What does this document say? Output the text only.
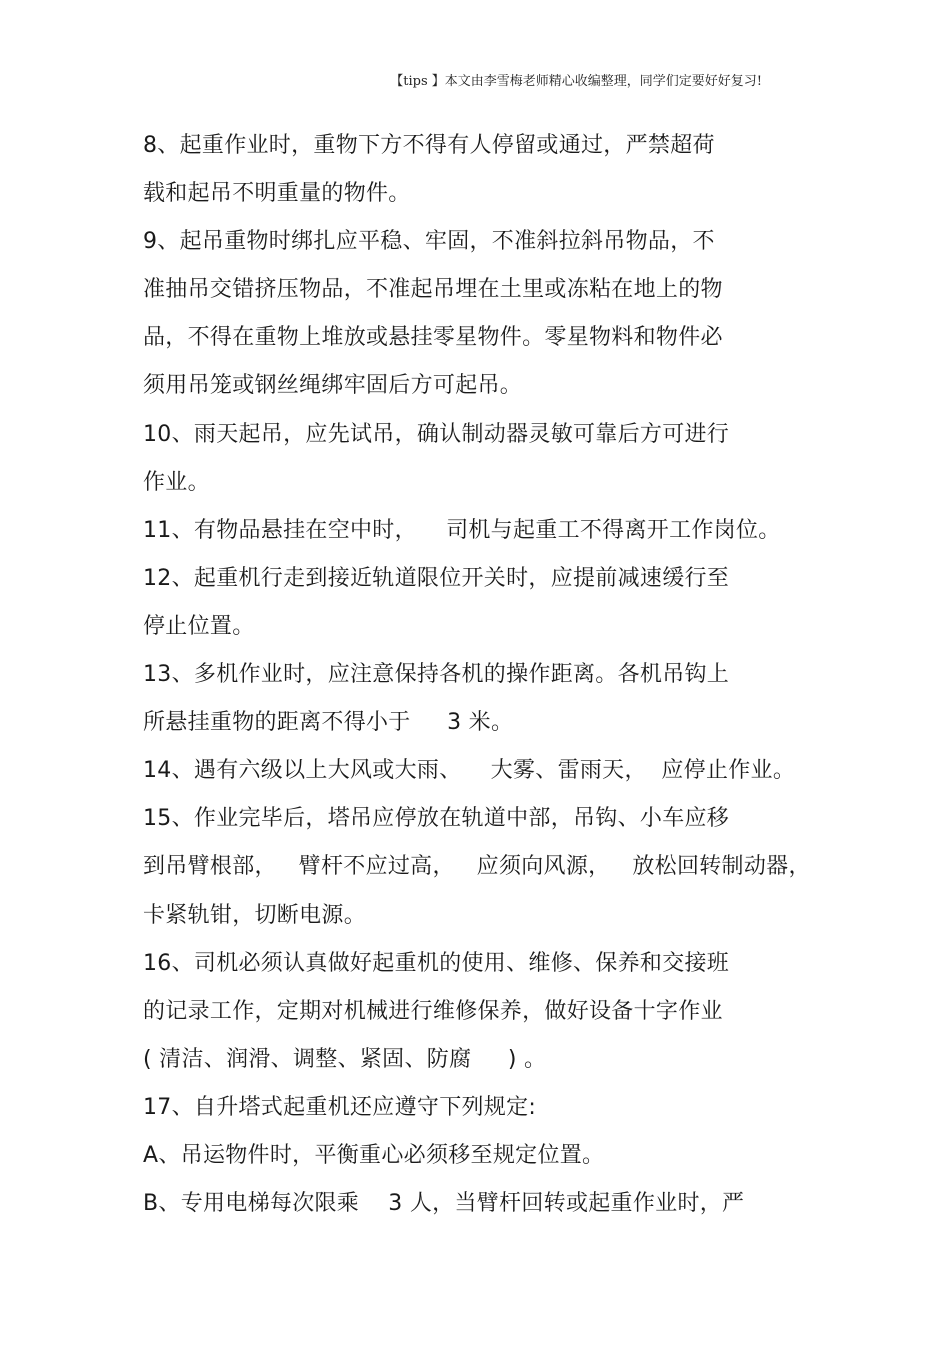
【tips 】本文由李雪梅老师精心收编整理，同学们定要好好复习!
8、起重作业时，重物下方不得有人停留或通过，严禁超荷
载和起吊不明重量的物件。
9、起吊重物时绑扎应平稳、牢固，不准斜拉斜吊物品，不
准抽吊交错挤压物品，不准起吊埋在土里或冻粘在地上的物
品，不得在重物上堆放或悬挂零星物件。零星物料和物件必
须用吊笼或钢丝绳绑牢固后方可起吊。
10、雨天起吊，应先试吊，确认制动器灵敏可靠后方可进行
作业。
11、有物品悬挂在空中时，    司机与起重工不得离开工作岗位。
12、起重机行走到接近轨道限位开关时，应提前减速缓行至
停止位置。
13、多机作业时，应注意保持各机的操作距离。各机吊钩上
所悬挂重物的距离不得小于     3 米。
14、遇有六级以上大风或大雨、    大雾、雷雨天，  应停止作业。
15、作业完毕后，塔吊应停放在轨道中部，吊钩、小车应移
到吊臂根部，   臂杆不应过高，   应须向风源，   放松回转制动器，
卡紧轨钳，切断电源。
16、司机必须认真做好起重机的使用、维修、保养和交接班
的记录工作，定期对机械进行维修保养，做好设备十字作业
( 清洁、润滑、调整、紧固、防腐     ) 。
17、自升塔式起重机还应遵守下列规定:
A、吊运物件时，平衡重心必须移至规定位置。
B、专用电梯每次限乘    3 人，当臂杆回转或起重作业时，严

Aim of the task: Print out the material word for word, omitting the pictures.

Solution:
What does this document say? Output the text only.
【tips 】本文由李雪梅老师精心收编整理，同学们定要好好复习!
8、起重作业时，重物下方不得有人停留或通过，严禁超荷
载和起吊不明重量的物件。
9、起吊重物时绑扎应平稳、牢固，不准斜拉斜吊物品，不
准抽吊交错挤压物品，不准起吊埋在土里或冻粘在地上的物
品，不得在重物上堆放或悬挂零星物件。零星物料和物件必
须用吊笼或钢丝绳绑牢固后方可起吊。
10、雨天起吊，应先试吊，确认制动器灵敏可靠后方可进行
作业。
11、有物品悬挂在空中时，    司机与起重工不得离开工作岗位。
12、起重机行走到接近轨道限位开关时，应提前减速缓行至
停止位置。
13、多机作业时，应注意保持各机的操作距离。各机吊钩上
所悬挂重物的距离不得小于     3 米。
14、遇有六级以上大风或大雨、    大雾、雷雨天，  应停止作业。
15、作业完毕后，塔吊应停放在轨道中部，吊钩、小车应移
到吊臂根部，   臂杆不应过高，   应须向风源，   放松回转制动器，
卡紧轨钳，切断电源。
16、司机必须认真做好起重机的使用、维修、保养和交接班
的记录工作，定期对机械进行维修保养，做好设备十字作业
( 清洁、润滑、调整、紧固、防腐     ) 。
17、自升塔式起重机还应遵守下列规定:
A、吊运物件时，平衡重心必须移至规定位置。
B、专用电梯每次限乘    3 人，当臂杆回转或起重作业时，严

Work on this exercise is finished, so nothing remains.